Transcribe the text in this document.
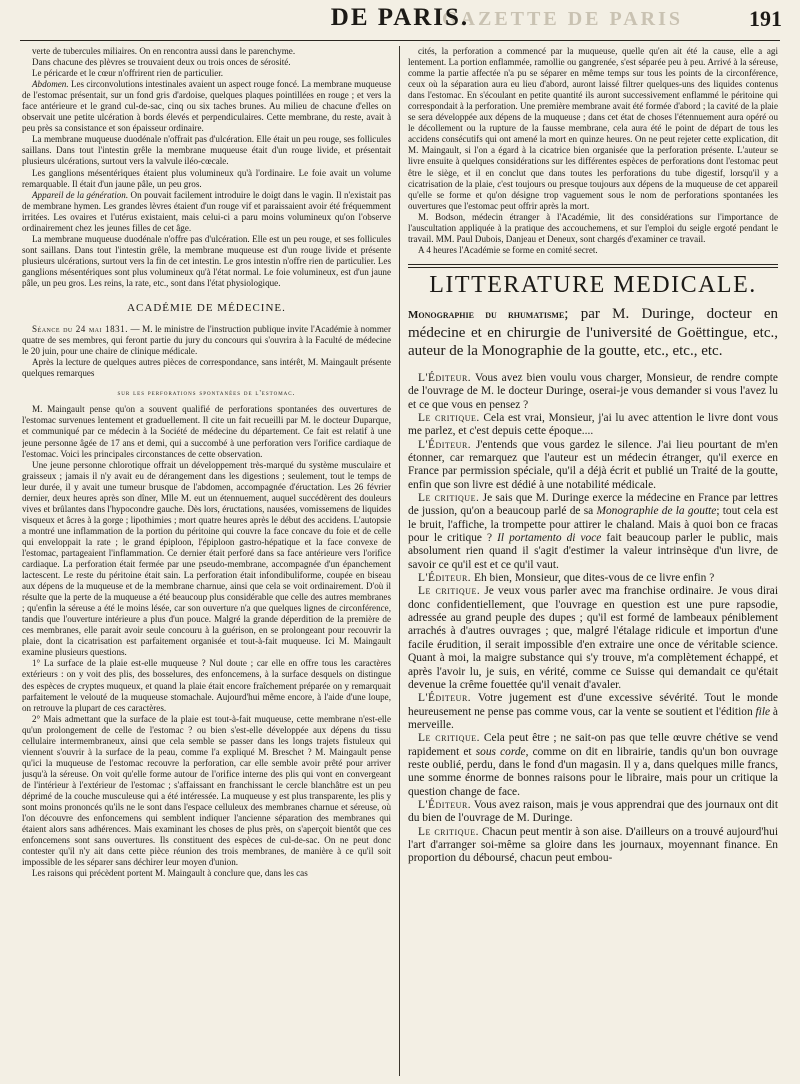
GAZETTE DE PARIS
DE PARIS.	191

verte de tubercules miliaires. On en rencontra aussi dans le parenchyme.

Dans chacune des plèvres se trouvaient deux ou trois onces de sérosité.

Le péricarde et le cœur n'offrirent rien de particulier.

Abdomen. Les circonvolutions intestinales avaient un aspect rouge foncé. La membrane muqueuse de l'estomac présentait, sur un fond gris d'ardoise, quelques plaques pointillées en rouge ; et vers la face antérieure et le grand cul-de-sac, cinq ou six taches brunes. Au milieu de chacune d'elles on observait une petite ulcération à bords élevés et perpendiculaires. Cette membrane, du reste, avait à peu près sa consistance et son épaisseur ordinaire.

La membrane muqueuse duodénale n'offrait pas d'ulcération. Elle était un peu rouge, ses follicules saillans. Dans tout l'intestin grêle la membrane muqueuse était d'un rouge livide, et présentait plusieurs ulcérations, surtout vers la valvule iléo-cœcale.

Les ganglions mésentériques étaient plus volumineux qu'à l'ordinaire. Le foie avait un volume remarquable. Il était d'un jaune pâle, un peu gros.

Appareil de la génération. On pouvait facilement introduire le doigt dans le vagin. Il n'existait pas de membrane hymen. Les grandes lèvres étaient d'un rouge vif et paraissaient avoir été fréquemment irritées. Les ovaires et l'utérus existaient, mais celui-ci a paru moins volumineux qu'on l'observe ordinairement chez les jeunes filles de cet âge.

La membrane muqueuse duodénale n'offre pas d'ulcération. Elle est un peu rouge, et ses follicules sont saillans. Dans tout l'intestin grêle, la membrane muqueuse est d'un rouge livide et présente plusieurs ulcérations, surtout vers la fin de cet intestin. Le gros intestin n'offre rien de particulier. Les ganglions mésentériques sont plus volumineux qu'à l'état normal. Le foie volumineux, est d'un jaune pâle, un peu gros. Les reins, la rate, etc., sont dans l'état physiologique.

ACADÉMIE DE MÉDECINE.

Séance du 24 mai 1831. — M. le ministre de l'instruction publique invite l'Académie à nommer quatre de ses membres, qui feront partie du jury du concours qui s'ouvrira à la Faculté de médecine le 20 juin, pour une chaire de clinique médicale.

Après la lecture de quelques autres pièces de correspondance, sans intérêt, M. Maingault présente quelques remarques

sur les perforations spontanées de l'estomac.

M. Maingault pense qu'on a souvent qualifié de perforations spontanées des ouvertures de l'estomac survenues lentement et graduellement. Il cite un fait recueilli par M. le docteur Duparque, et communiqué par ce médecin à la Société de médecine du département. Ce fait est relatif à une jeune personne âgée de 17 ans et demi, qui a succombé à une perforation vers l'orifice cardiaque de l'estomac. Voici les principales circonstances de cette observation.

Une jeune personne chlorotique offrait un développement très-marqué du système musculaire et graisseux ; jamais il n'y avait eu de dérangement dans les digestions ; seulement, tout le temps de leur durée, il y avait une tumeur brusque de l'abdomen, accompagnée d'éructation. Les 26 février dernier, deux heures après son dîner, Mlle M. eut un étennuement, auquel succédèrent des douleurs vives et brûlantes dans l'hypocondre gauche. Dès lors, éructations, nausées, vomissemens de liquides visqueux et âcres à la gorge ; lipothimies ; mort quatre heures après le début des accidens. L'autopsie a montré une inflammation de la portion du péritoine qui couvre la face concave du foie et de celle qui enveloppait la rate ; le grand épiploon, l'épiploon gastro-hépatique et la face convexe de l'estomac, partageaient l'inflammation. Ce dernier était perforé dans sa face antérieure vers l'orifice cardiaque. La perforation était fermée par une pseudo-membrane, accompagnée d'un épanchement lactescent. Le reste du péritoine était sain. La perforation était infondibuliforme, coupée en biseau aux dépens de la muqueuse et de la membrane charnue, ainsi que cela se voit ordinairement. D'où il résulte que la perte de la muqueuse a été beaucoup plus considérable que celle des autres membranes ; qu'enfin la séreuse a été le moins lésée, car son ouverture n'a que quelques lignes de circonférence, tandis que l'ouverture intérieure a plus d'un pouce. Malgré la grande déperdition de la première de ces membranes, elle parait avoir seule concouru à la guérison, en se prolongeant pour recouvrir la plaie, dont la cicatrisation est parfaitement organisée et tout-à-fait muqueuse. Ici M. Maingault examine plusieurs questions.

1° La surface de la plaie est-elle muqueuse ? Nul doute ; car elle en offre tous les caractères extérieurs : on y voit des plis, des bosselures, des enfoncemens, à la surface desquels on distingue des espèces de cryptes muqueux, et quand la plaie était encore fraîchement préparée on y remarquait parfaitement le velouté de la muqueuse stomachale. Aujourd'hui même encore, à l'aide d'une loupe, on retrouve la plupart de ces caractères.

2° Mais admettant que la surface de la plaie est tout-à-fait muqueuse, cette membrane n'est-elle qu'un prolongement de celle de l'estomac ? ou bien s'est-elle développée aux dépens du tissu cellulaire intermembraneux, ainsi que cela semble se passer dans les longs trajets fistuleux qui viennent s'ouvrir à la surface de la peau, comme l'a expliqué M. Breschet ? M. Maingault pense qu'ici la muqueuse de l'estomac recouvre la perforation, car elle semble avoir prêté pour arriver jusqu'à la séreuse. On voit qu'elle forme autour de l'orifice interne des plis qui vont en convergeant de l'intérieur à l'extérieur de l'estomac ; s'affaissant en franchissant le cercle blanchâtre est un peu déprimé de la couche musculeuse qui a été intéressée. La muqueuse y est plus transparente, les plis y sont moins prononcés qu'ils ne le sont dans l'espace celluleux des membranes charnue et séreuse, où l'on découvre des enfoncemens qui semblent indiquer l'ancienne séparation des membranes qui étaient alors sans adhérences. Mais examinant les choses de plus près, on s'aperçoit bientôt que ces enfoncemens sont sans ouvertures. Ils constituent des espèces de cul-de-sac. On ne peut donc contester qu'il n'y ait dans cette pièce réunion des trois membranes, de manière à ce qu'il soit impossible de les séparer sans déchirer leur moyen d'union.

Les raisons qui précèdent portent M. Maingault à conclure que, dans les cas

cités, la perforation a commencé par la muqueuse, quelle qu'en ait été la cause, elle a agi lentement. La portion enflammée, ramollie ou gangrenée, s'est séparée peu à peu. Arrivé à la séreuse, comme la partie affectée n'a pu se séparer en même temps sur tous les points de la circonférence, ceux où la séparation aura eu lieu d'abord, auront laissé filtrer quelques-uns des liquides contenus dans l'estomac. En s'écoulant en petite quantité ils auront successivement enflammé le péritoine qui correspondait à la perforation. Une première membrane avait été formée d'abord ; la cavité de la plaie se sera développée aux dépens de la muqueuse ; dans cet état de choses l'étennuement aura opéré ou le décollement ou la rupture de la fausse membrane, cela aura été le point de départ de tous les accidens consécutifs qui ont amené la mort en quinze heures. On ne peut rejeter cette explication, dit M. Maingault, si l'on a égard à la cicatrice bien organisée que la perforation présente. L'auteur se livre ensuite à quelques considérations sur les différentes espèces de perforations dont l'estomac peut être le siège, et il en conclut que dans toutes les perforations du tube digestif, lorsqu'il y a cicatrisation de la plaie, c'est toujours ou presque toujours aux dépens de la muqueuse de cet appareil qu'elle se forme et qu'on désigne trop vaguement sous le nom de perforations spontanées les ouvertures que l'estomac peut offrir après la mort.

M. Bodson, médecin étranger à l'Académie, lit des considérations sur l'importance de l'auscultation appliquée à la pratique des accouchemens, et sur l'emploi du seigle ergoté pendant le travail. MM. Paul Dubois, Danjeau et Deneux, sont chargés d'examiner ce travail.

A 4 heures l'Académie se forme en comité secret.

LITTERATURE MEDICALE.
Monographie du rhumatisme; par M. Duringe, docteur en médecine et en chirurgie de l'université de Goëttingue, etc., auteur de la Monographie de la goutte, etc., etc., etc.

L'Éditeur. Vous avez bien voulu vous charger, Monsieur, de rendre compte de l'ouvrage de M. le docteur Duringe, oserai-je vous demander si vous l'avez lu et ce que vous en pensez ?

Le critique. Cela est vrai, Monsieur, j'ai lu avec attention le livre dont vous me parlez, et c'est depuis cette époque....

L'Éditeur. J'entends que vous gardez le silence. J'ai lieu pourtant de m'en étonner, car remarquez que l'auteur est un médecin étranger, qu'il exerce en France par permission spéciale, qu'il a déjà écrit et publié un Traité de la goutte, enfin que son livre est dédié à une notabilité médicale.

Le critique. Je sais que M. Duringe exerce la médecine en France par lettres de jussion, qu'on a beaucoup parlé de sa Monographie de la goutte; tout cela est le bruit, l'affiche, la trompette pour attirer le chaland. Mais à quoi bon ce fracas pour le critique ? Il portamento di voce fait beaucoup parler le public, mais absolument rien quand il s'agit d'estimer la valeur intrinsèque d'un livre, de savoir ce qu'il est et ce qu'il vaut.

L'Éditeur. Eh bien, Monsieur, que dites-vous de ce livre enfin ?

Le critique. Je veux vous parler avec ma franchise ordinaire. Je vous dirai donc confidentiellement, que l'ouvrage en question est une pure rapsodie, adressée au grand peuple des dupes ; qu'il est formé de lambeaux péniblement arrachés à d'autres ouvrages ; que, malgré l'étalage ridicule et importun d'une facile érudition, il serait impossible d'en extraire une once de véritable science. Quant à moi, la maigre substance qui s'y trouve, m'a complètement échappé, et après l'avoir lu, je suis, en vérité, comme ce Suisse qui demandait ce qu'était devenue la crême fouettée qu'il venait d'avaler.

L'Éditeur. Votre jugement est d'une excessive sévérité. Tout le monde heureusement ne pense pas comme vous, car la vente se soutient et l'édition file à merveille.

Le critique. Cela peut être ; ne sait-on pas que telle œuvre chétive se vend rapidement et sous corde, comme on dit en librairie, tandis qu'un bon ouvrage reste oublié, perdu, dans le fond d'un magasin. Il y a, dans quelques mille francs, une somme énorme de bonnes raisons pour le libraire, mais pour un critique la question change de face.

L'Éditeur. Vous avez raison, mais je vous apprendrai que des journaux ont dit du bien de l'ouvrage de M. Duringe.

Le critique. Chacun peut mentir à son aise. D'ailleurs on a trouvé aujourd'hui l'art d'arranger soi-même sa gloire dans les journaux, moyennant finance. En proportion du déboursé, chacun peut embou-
════════
What is the number of lines in the records that contain the string "ulcérations"? Give only that number.

2